▶ [To do] Copy out lines with the word "годы" from the material that follows.

▶ [Input for this task]
== == ==
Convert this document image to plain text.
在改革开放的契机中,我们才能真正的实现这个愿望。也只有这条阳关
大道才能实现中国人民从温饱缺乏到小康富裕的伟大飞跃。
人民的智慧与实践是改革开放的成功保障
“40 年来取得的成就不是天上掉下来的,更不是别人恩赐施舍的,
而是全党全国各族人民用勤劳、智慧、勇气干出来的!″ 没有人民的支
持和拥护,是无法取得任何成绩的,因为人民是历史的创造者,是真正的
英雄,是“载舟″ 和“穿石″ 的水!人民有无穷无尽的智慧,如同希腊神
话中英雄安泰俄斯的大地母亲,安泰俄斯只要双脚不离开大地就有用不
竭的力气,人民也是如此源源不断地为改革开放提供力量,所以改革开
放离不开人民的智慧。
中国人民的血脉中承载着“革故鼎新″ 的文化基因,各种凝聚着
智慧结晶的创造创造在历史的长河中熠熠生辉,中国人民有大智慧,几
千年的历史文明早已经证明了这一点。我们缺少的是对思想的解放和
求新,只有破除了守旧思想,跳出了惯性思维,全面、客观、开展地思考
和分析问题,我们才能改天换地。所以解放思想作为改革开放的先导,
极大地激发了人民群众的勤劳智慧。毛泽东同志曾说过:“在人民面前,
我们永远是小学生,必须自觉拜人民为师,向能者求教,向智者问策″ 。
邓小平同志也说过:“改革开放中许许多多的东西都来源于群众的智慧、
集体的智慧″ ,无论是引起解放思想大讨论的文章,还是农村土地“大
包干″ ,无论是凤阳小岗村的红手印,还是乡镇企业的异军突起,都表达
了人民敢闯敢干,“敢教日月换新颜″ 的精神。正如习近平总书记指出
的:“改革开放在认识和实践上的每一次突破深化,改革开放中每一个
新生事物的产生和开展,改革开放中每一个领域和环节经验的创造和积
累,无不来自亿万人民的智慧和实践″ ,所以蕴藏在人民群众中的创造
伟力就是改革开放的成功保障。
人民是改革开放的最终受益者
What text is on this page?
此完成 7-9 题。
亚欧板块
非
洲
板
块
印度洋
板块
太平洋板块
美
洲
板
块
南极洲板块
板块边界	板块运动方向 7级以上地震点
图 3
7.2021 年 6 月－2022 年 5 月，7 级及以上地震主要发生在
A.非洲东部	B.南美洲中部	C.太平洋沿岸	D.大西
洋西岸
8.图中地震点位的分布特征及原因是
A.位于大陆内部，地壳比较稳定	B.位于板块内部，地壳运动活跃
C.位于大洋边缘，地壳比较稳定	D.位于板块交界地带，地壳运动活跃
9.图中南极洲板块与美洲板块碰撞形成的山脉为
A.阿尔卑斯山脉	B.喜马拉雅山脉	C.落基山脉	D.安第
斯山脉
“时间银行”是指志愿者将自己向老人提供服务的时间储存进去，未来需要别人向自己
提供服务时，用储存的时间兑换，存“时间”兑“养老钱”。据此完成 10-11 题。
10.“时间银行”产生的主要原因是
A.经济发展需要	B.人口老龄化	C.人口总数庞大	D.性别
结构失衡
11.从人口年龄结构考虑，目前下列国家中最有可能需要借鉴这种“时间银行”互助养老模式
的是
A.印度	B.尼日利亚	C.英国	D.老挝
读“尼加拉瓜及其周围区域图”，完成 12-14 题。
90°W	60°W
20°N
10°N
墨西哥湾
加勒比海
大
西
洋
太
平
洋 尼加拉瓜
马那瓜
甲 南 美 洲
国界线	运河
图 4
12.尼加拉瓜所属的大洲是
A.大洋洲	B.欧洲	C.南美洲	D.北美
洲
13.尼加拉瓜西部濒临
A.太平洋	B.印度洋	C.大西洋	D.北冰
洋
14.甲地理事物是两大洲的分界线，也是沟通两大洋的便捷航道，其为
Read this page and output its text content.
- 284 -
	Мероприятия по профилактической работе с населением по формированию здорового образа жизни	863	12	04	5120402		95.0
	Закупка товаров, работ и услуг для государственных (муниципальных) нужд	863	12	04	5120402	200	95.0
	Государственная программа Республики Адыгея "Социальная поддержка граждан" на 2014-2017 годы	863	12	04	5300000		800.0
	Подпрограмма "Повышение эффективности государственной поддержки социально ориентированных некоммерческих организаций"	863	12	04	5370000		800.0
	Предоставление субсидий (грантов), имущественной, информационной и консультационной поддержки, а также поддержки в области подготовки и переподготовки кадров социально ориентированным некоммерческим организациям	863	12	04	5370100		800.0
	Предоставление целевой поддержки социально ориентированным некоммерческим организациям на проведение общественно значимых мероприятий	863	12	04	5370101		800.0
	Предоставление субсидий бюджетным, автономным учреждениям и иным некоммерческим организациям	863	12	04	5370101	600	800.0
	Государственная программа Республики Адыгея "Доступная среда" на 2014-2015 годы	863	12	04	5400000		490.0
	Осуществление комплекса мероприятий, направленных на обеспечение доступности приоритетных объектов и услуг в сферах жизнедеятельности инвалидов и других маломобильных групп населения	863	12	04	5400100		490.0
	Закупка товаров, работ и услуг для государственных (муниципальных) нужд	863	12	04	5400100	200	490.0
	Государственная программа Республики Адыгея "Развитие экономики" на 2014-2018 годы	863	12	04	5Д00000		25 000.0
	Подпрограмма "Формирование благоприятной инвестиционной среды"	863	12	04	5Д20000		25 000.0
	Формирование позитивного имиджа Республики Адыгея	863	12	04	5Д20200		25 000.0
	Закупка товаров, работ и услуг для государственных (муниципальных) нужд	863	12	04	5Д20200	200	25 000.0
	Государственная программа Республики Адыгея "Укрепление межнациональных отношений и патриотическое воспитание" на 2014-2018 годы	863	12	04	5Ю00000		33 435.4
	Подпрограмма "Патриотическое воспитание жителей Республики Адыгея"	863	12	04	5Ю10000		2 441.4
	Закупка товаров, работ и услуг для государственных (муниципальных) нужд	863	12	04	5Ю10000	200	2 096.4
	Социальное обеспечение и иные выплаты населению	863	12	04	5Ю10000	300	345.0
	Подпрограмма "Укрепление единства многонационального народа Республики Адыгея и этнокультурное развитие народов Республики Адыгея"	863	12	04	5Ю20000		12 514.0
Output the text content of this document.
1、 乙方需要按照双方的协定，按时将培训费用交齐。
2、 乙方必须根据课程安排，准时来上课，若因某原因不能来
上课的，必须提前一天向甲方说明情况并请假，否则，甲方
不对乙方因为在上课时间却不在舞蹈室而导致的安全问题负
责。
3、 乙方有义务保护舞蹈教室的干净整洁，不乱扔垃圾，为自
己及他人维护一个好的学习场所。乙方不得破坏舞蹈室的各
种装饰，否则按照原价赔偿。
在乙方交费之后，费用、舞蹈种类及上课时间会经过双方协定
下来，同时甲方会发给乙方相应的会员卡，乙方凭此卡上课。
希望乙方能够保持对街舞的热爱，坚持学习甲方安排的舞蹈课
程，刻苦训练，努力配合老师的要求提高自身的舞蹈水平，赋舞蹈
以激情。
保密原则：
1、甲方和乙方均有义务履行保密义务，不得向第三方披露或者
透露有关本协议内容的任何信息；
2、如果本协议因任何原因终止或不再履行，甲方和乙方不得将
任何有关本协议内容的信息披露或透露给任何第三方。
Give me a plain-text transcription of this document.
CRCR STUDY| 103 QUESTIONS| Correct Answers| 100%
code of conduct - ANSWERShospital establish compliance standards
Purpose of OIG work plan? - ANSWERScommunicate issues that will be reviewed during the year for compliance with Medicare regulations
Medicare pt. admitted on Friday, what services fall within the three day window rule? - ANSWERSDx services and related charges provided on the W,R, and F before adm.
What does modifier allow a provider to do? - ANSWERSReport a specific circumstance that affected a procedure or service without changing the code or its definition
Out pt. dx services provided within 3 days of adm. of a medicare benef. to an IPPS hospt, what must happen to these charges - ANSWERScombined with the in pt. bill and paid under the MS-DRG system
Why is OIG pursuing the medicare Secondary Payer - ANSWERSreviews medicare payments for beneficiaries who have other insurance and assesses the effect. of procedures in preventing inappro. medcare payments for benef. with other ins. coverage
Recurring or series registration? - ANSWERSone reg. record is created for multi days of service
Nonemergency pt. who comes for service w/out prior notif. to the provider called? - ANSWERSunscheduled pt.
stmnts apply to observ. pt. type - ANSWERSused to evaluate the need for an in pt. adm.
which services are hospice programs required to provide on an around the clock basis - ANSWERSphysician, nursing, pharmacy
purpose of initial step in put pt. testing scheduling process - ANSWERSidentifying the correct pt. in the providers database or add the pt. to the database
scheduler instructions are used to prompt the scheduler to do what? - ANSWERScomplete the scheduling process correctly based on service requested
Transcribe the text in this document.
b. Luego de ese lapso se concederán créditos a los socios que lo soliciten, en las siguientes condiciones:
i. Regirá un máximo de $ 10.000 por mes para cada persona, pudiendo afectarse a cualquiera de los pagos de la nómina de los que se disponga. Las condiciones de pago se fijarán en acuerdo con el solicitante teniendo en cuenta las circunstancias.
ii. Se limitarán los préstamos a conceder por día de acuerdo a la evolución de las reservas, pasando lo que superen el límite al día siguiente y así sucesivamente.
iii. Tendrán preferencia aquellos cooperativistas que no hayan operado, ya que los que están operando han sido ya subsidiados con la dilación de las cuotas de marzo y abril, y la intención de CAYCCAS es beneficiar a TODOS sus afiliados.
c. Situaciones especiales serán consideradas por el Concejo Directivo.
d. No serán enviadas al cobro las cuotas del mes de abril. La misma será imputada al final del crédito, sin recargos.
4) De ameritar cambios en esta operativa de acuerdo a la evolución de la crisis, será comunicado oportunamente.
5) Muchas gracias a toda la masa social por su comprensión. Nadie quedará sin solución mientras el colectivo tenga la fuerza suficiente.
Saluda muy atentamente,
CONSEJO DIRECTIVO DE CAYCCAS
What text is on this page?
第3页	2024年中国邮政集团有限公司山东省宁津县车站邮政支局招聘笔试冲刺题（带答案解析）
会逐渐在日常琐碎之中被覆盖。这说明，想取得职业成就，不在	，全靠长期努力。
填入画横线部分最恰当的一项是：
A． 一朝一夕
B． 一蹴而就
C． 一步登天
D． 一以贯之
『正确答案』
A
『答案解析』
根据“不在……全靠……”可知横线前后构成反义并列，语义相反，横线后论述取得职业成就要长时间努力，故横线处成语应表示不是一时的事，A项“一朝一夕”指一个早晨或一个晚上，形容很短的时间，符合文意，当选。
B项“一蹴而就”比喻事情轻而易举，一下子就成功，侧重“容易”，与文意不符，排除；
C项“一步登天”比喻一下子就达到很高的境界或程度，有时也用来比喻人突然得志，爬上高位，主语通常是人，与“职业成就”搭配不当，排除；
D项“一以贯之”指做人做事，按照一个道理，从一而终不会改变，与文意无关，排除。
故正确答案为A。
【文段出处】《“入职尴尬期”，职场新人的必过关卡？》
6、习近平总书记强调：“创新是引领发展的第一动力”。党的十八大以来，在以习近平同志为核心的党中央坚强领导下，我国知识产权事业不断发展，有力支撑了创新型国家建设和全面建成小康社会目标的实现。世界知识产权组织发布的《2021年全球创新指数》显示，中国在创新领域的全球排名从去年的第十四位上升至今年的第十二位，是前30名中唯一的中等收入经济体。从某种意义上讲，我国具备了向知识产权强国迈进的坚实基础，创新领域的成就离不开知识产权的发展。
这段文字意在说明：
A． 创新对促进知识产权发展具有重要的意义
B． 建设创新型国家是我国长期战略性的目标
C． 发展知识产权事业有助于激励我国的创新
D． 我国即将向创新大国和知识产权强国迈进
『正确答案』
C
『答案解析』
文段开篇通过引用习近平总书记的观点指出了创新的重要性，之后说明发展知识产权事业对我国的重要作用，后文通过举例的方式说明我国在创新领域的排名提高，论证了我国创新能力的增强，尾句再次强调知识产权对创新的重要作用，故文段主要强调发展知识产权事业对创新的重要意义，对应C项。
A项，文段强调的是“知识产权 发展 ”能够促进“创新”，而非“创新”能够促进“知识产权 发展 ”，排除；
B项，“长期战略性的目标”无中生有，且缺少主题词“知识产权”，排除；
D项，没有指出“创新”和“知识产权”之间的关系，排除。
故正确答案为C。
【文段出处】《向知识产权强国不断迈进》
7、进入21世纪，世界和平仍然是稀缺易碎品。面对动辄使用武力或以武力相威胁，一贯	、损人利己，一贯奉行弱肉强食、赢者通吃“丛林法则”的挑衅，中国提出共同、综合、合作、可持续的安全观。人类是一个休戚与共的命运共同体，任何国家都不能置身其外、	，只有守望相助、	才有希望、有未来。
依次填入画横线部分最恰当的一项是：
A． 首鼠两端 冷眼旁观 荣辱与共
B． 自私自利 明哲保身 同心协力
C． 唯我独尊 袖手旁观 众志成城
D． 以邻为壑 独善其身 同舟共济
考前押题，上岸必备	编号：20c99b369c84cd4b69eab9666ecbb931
== == ==
▶ [Task response]
	Государственная программа Республики Адыгея "Социальная поддержка граждан" на 2014-2017 годы	863	12	04	5300000		800.0
	Государственная программа Республики Адыгея "Доступная среда" на 2014-2015 годы	863	12	04	5400000		490.0
	Государственная программа Республики Адыгея "Развитие экономики" на 2014-2018 годы	863	12	04	5Д00000		25 000.0
	Государственная программа Республики Адыгея "Укрепление межнациональных отношений и патриотическое воспитание" на 2014-2018 годы	863	12	04	5Ю00000		33 435.4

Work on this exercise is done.